#### What to produce:
Extract each line of the records below that contains the word "values".
+++++
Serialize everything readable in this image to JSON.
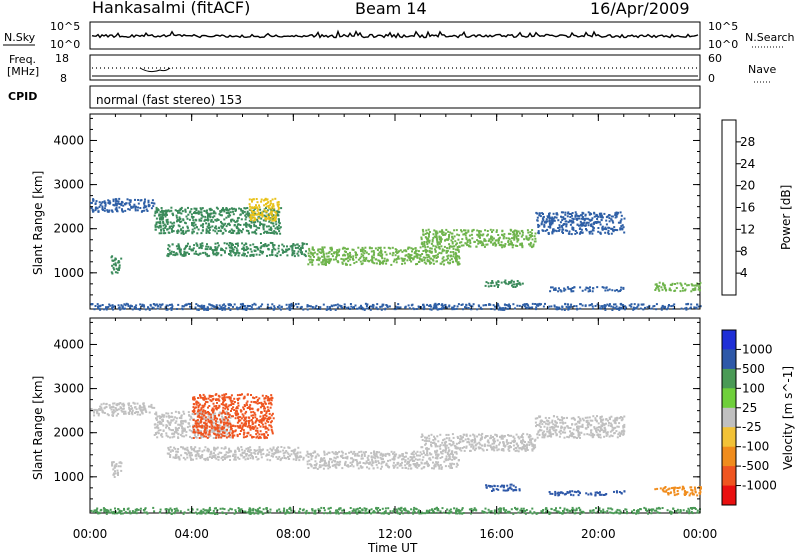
{
  "header": {
    "station": "Hankasalmi (fitACF)",
    "beam": "Beam 14",
    "date": "16/Apr/2009"
  },
  "nsky_panel": {
    "left_label": "N.Sky",
    "left_tick_top": "10^5",
    "left_tick_bottom": "10^0",
    "right_tick_top": "10^5",
    "right_tick_bottom": "10^0",
    "right_label": "N.Search"
  },
  "freq_panel": {
    "left_label_1": "Freq.",
    "left_label_2": "[MHz]",
    "left_tick_top": "18",
    "left_tick_bottom": "8",
    "right_tick_top": "60",
    "right_tick_bottom": "0",
    "right_label": "Nave",
    "freq_level_mhz": 12
  },
  "cpid_panel": {
    "label": "CPID",
    "text": "normal (fast stereo) 153"
  },
  "colors": {
    "power": [
      "#1f1fe6",
      "#2e5fa6",
      "#3a8a5a",
      "#6fb44c",
      "#e8c21b",
      "#f08020",
      "#ef2a1a"
    ],
    "velocity": [
      "#1f2fd6",
      "#2e58a8",
      "#4a9a56",
      "#6fcf3b",
      "#c0c0c0",
      "#f2c237",
      "#f08c1c",
      "#ef5520",
      "#e91010"
    ]
  },
  "chart_data": [
    {
      "type": "heatmap",
      "title": "Power",
      "xlabel": "",
      "ylabel": "Slant Range [km]",
      "x_ticks": [
        "00:00",
        "04:00",
        "08:00",
        "12:00",
        "16:00",
        "20:00",
        "00:00"
      ],
      "y_ticks": [
        "1000",
        "2000",
        "3000",
        "4000"
      ],
      "xlim_hours": [
        0,
        24
      ],
      "ylim_km": [
        180,
        4600
      ],
      "colorbar": {
        "label": "Power [dB]",
        "ticks": [
          "4",
          "8",
          "12",
          "16",
          "20",
          "24",
          "28"
        ],
        "range": [
          0,
          30
        ]
      },
      "echo_bands": [
        {
          "t_start": 0.0,
          "t_end": 2.5,
          "range_min_km": 2400,
          "range_max_km": 2700,
          "power_db": 8
        },
        {
          "t_start": 2.5,
          "t_end": 7.5,
          "range_min_km": 1900,
          "range_max_km": 2500,
          "power_db": 10
        },
        {
          "t_start": 6.2,
          "t_end": 7.4,
          "range_min_km": 2200,
          "range_max_km": 2700,
          "power_db": 20
        },
        {
          "t_start": 0.8,
          "t_end": 1.2,
          "range_min_km": 1000,
          "range_max_km": 1400,
          "power_db": 9
        },
        {
          "t_start": 3.0,
          "t_end": 8.5,
          "range_min_km": 1400,
          "range_max_km": 1700,
          "power_db": 9
        },
        {
          "t_start": 8.5,
          "t_end": 14.5,
          "range_min_km": 1200,
          "range_max_km": 1600,
          "power_db": 14
        },
        {
          "t_start": 13.0,
          "t_end": 17.5,
          "range_min_km": 1600,
          "range_max_km": 2000,
          "power_db": 16
        },
        {
          "t_start": 17.5,
          "t_end": 21.0,
          "range_min_km": 1900,
          "range_max_km": 2400,
          "power_db": 8
        },
        {
          "t_start": 15.5,
          "t_end": 17.0,
          "range_min_km": 700,
          "range_max_km": 850,
          "power_db": 10
        },
        {
          "t_start": 18.0,
          "t_end": 21.0,
          "range_min_km": 600,
          "range_max_km": 700,
          "power_db": 8
        },
        {
          "t_start": 22.2,
          "t_end": 24.0,
          "range_min_km": 600,
          "range_max_km": 800,
          "power_db": 14
        },
        {
          "t_start": 0.0,
          "t_end": 24.0,
          "range_min_km": 180,
          "range_max_km": 320,
          "power_db": 6
        }
      ]
    },
    {
      "type": "heatmap",
      "title": "Velocity",
      "xlabel": "Time UT",
      "ylabel": "Slant Range [km]",
      "x_ticks": [
        "00:00",
        "04:00",
        "08:00",
        "12:00",
        "16:00",
        "20:00",
        "00:00"
      ],
      "y_ticks": [
        "1000",
        "2000",
        "3000",
        "4000"
      ],
      "xlim_hours": [
        0,
        24
      ],
      "ylim_km": [
        180,
        4600
      ],
      "colorbar": {
        "label": "Velocity [m s^-1]",
        "ticks": [
          "1000",
          "500",
          "100",
          "25",
          "-25",
          "-100",
          "-500",
          "-1000"
        ]
      },
      "echo_bands": [
        {
          "t_start": 0.0,
          "t_end": 2.5,
          "range_min_km": 2400,
          "range_max_km": 2700,
          "velocity_ms": 0
        },
        {
          "t_start": 2.5,
          "t_end": 5.5,
          "range_min_km": 1900,
          "range_max_km": 2500,
          "velocity_ms": 0
        },
        {
          "t_start": 4.0,
          "t_end": 7.2,
          "range_min_km": 1900,
          "range_max_km": 2900,
          "velocity_ms": -800
        },
        {
          "t_start": 0.8,
          "t_end": 1.2,
          "range_min_km": 1000,
          "range_max_km": 1400,
          "velocity_ms": 0
        },
        {
          "t_start": 3.0,
          "t_end": 8.5,
          "range_min_km": 1400,
          "range_max_km": 1700,
          "velocity_ms": 0
        },
        {
          "t_start": 8.5,
          "t_end": 14.5,
          "range_min_km": 1200,
          "range_max_km": 1600,
          "velocity_ms": 0
        },
        {
          "t_start": 13.0,
          "t_end": 17.5,
          "range_min_km": 1600,
          "range_max_km": 2000,
          "velocity_ms": 0
        },
        {
          "t_start": 17.5,
          "t_end": 21.0,
          "range_min_km": 1900,
          "range_max_km": 2400,
          "velocity_ms": 0
        },
        {
          "t_start": 15.5,
          "t_end": 17.0,
          "range_min_km": 700,
          "range_max_km": 850,
          "velocity_ms": 150
        },
        {
          "t_start": 18.0,
          "t_end": 21.0,
          "range_min_km": 600,
          "range_max_km": 700,
          "velocity_ms": 150
        },
        {
          "t_start": 22.2,
          "t_end": 24.0,
          "range_min_km": 600,
          "range_max_km": 800,
          "velocity_ms": -300
        },
        {
          "t_start": 0.0,
          "t_end": 24.0,
          "range_min_km": 180,
          "range_max_km": 320,
          "velocity_ms": 100
        }
      ]
    }
  ]
}
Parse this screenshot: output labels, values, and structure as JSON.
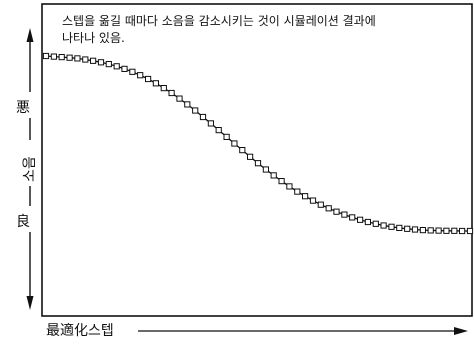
{
  "chart_data": {
    "type": "line",
    "annotation": [
      "스텝을 옮길 때마다 소음을 감소시키는 것이 시뮬레이션 결과에",
      "나타나 있음."
    ],
    "xlabel": "最適化스텝",
    "ylabel": "소음",
    "y_top_label": "悪",
    "y_bottom_label": "良",
    "ylim": [
      0,
      1
    ],
    "grid": false,
    "x": [
      1,
      2,
      3,
      4,
      5,
      6,
      7,
      8,
      9,
      10,
      11,
      12,
      13,
      14,
      15,
      16,
      17,
      18,
      19,
      20,
      21,
      22,
      23,
      24,
      25,
      26,
      27,
      28,
      29,
      30,
      31,
      32,
      33,
      34,
      35,
      36,
      37,
      38,
      39,
      40,
      41,
      42,
      43,
      44,
      45,
      46,
      47,
      48,
      49,
      50,
      51,
      52,
      53,
      54,
      55
    ],
    "values": [
      0.985,
      0.982,
      0.979,
      0.976,
      0.972,
      0.966,
      0.959,
      0.951,
      0.941,
      0.929,
      0.915,
      0.899,
      0.881,
      0.86,
      0.837,
      0.811,
      0.784,
      0.754,
      0.722,
      0.689,
      0.654,
      0.619,
      0.583,
      0.546,
      0.51,
      0.474,
      0.438,
      0.403,
      0.369,
      0.337,
      0.306,
      0.277,
      0.249,
      0.224,
      0.2,
      0.178,
      0.158,
      0.14,
      0.124,
      0.109,
      0.096,
      0.084,
      0.074,
      0.065,
      0.058,
      0.052,
      0.047,
      0.043,
      0.04,
      0.038,
      0.037,
      0.036,
      0.036,
      0.035,
      0.035
    ]
  }
}
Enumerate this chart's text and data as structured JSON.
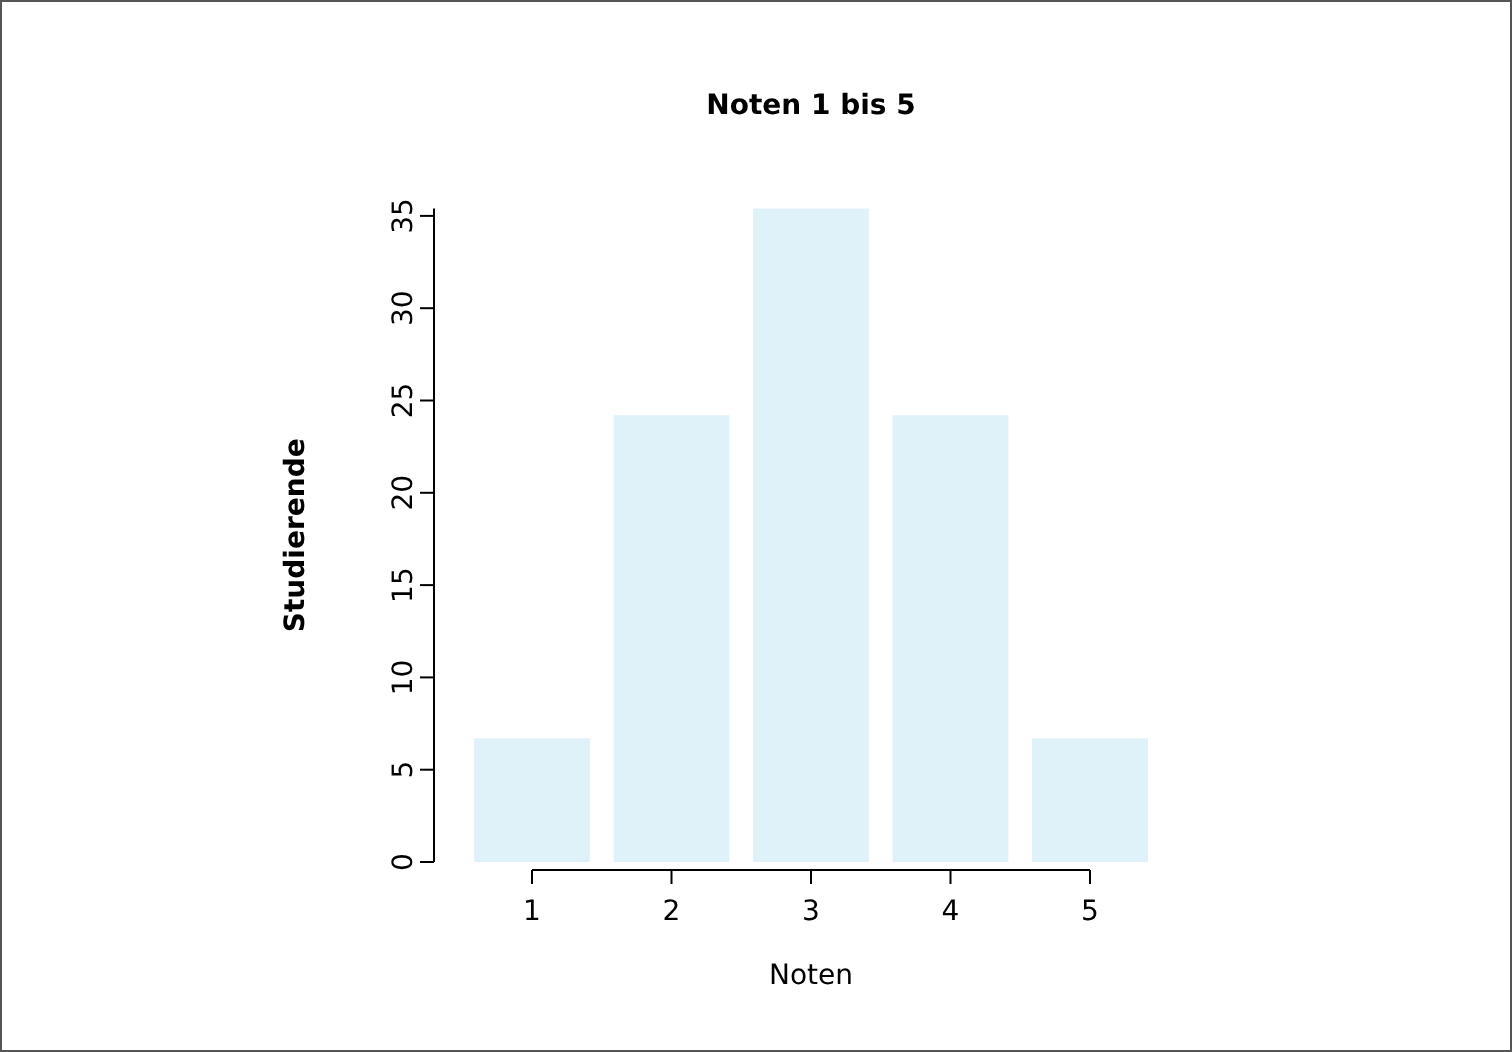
+++++
#### Task output:
Parse this screenshot: output labels, values, and structure as JSON.
    "values": [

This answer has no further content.